## Excerpted passage
+++

Depression and Other Mental Health Issues

StBob072

LE
Book Reviewer
It’s an antipsychotic, one of the newer ones. They’re all a group of quite strong major tranquillisers.

Bingo!


So an "antipsychotic" can still be a "major tranquiliser"?

Odd how the first thing you read if you google Olanzapine is the fact that it is the dog's bollox new modern antipsychotic, but trifluoperazine is still much safer, you can give it to younger people, it has fewer side effects etc. etc....

Also, how can this "tranquilizer" have side effects which mimic both "uppers" and "downers" at the same time?
(ETA: or maybe that is not the drug but something else?)
 

StBob072

LE
Book Reviewer
PS. Would you also agree that Sertraline (anti depressant) should not be used ALONE (i.e. without a type of antipsychotic/tranquiliser), if one is veering towards a "manic" episode?
 
Anyone had any experience of Olanzapine?
Either taking the stuff or prescribing it?
This may be one for @jarrod248
It’s an antipsychotic, one of the newer ones. They’re all a group of quite strong major tranquillisers.
Lower part of Premier League Sheff. Utd/Watford ish, keeps the thug out of young thug quiet (when efficacious), and sometime the Up part of BiPolar but turns one into a bit of a Bloater, either way. Yukkan gettit in Velos. Not bad overall. Nice Purple cups. Speaking of which, are you a Bloater already @StBob072? . . .
 

StBob072

LE
Book Reviewer
Lower part of Premier League Sheff. Utd/Watford ish, keeps the thug out of young thug quiet (when efficacious), and sometime the Up part of BiPolar but turns one into a bit of a Bloater, either way. Yukkan gettit in Velos. Not bad overall. Nice Purple cups. Speaking of which, are you a Bloater already @StBob072? . . .

Bloody hell carrot. One whiff of a major tranquiliser and here you are, like Pavlov's dog. :-D
 

StBob072

LE
Book Reviewer
PS. My weight has been a steady 70kg for over six months thank you. :kiss:
 
I've had depression in the past, however on Wednesday evening after having a shower I was sat on the edge of the bed when I was overwhelmed by a strange sensation of deep despair and sadness.

+++

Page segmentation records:
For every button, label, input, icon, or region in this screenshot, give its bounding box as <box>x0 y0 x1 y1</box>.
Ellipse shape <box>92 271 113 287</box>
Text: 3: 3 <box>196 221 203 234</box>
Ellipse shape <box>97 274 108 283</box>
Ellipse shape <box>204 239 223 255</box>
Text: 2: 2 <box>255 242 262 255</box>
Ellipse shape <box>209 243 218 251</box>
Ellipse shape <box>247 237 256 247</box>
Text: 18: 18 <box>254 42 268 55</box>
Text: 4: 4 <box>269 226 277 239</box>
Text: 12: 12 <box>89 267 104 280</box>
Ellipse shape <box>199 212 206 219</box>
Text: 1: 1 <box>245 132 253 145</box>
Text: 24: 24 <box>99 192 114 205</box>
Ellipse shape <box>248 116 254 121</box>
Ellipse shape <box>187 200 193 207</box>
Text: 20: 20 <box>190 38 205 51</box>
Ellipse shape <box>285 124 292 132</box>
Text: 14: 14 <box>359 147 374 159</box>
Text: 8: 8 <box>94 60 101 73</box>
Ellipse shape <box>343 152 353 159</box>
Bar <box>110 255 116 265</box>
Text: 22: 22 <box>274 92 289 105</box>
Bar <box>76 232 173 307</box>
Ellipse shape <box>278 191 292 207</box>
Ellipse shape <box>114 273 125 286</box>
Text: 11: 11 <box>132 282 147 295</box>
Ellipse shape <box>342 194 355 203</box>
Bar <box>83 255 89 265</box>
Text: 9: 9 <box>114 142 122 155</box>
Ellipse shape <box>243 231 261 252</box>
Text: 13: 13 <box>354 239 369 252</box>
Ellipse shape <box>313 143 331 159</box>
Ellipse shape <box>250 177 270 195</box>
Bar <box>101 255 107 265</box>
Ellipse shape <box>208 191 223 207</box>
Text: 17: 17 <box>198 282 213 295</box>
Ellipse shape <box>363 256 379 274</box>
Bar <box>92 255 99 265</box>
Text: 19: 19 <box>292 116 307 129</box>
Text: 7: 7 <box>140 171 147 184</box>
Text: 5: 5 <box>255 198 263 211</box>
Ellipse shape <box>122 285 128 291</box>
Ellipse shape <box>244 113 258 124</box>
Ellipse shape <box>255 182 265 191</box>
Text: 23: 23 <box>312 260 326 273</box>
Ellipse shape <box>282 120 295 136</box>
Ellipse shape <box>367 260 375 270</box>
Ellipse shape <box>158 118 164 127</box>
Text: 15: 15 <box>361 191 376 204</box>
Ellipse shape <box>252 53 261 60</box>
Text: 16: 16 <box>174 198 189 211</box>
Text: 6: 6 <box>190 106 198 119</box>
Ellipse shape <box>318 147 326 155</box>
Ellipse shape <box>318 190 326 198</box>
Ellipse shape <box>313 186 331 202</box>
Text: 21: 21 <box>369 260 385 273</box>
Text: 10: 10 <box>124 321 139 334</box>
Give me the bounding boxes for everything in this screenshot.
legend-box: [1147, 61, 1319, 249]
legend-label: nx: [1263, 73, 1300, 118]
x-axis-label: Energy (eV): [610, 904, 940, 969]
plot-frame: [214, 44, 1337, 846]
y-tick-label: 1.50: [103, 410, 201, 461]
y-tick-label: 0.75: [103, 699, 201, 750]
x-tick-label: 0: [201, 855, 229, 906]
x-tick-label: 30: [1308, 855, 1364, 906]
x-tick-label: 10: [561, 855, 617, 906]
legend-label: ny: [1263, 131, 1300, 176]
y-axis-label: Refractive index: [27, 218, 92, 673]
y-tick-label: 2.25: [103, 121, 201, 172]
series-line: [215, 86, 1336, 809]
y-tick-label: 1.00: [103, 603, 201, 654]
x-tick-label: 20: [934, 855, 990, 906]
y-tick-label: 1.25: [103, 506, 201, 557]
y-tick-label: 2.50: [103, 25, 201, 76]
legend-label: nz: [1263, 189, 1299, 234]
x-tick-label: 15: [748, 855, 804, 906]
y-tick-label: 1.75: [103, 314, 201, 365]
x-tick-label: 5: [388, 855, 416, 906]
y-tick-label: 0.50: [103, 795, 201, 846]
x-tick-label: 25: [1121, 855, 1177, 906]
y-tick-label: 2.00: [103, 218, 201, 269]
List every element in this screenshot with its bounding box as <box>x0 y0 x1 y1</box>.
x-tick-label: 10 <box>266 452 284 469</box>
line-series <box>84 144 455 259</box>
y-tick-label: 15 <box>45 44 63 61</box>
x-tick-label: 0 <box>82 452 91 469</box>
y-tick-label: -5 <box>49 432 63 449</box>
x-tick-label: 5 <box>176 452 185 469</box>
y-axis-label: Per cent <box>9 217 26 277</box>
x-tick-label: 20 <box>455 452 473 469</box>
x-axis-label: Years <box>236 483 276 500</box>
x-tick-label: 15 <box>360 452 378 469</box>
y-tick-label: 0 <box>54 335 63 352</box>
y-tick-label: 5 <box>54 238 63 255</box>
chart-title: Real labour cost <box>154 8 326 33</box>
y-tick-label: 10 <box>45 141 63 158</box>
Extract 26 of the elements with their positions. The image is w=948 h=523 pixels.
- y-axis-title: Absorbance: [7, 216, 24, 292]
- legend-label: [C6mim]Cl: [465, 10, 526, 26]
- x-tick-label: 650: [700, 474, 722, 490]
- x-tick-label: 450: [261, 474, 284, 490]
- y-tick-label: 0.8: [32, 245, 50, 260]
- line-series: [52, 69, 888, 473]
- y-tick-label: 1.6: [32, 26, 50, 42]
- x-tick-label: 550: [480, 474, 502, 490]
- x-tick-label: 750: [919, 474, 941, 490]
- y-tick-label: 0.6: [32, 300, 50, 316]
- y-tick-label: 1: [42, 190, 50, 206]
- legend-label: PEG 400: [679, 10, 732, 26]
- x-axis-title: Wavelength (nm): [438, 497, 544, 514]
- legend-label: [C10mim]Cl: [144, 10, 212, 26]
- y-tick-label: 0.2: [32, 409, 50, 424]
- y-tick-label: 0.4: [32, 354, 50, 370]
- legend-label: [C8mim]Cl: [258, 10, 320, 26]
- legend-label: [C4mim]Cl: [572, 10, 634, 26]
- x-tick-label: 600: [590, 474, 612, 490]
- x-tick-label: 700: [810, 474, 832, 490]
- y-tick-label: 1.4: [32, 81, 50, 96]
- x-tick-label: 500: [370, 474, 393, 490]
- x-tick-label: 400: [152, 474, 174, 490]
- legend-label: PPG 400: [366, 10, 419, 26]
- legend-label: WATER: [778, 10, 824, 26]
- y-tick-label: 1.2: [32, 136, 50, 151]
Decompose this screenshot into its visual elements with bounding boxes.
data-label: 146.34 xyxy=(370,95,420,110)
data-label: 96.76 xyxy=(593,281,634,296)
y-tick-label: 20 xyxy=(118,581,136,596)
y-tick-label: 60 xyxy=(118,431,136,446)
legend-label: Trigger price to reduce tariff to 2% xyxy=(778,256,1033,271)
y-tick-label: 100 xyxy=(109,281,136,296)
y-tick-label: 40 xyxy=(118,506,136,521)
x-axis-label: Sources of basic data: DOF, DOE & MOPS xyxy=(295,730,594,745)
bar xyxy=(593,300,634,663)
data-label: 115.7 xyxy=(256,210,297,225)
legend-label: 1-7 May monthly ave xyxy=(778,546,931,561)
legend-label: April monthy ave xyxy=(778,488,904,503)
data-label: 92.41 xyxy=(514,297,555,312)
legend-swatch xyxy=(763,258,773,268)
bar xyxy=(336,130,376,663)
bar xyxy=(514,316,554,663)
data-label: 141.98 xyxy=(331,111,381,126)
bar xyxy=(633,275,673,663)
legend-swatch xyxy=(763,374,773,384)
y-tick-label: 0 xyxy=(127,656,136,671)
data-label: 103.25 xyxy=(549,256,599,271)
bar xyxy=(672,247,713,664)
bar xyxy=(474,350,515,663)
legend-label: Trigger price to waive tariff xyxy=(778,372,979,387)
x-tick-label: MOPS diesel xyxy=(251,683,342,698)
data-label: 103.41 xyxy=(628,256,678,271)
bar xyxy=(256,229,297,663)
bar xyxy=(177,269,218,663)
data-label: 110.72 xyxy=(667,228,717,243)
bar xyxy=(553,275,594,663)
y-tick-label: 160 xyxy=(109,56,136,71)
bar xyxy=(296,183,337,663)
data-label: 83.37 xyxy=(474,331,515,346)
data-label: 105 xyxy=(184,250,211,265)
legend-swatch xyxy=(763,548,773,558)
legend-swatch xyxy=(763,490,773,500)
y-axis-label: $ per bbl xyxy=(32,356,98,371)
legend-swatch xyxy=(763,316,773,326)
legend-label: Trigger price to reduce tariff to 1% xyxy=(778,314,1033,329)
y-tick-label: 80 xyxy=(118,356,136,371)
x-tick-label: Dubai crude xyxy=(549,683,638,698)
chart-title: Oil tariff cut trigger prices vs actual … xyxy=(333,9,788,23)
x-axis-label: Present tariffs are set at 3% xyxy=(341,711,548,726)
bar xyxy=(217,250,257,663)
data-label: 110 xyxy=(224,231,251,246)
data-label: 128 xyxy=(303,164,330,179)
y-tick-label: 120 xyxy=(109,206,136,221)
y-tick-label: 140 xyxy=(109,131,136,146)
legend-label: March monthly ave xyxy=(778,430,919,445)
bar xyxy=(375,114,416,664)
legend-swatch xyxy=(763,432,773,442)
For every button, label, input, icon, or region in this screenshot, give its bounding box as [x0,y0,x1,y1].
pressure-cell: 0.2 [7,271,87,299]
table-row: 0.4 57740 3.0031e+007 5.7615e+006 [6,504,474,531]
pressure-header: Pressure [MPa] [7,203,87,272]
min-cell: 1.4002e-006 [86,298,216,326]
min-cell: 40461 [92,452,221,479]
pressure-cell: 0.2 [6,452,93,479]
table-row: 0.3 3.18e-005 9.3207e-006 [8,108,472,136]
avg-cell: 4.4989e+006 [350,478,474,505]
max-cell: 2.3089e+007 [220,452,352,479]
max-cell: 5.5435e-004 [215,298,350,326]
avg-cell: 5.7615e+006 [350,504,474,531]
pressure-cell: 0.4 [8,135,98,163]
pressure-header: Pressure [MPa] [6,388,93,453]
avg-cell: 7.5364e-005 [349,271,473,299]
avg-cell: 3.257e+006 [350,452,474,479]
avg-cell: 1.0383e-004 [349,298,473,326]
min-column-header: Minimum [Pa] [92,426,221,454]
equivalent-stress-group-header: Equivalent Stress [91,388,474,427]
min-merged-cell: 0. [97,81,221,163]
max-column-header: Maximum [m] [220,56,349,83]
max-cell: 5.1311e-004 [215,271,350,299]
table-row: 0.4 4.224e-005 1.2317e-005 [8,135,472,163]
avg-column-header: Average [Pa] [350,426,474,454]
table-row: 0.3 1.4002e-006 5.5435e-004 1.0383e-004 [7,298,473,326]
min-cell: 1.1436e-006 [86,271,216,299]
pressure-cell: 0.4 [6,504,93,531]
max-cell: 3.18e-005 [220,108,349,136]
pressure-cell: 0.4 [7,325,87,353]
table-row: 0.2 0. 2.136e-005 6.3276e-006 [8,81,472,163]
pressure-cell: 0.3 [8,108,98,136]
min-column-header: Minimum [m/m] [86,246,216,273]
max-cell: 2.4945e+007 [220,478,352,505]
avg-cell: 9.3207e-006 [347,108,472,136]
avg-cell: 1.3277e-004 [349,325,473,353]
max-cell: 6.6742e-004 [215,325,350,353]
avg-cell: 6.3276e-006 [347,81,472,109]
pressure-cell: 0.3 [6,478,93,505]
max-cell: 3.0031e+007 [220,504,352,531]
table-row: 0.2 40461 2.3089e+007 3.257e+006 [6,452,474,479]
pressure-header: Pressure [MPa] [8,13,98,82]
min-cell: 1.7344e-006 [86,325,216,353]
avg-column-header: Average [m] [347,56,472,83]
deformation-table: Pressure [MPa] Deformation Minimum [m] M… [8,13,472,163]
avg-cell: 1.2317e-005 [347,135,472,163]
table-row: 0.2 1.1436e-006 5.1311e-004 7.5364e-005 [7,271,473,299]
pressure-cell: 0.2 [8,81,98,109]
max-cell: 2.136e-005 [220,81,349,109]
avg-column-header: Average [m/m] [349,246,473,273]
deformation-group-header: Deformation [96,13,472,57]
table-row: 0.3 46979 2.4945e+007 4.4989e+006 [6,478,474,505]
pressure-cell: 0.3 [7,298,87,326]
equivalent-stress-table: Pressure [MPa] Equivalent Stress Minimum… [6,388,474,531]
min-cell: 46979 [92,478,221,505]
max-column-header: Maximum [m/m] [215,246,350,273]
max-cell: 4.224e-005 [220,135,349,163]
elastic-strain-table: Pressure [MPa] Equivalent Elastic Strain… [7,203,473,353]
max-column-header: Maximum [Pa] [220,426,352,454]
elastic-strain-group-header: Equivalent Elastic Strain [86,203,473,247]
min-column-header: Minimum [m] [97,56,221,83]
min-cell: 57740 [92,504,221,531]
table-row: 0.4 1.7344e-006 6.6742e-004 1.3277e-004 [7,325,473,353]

+++

## Activity 1
Answer these questions about the forum thread:
(a) What weight does StBob072 say has stayed steady for over six months?
(b) Which antidepressant is named in the question about veering toward a "manic" episode?
(c) When did the last poster feel overwhelmed by deep despair and sadness?
## Activity 2
Copy everything in the forum thread from "Bloody hell carrot." down to "despair and sadness.", word for word.
Rely only on the forum thread to complete these tasks.

## Result 1
(a) 70kg
(b) Sertraline
(c) On Wednesday evening, after having a shower

## Result 2
Bloody hell carrot. One whiff of a major tranquiliser and here you are, like Pavlov's dog. :-D
 

StBob072

LE
Book Reviewer
PS. My weight has been a steady 70kg for over six months thank you. :kiss:
 
I've had depression in the past, however on Wednesday evening after having a shower I was sat on the edge of the bed when I was overwhelmed by a strange sensation of deep despair and sadness.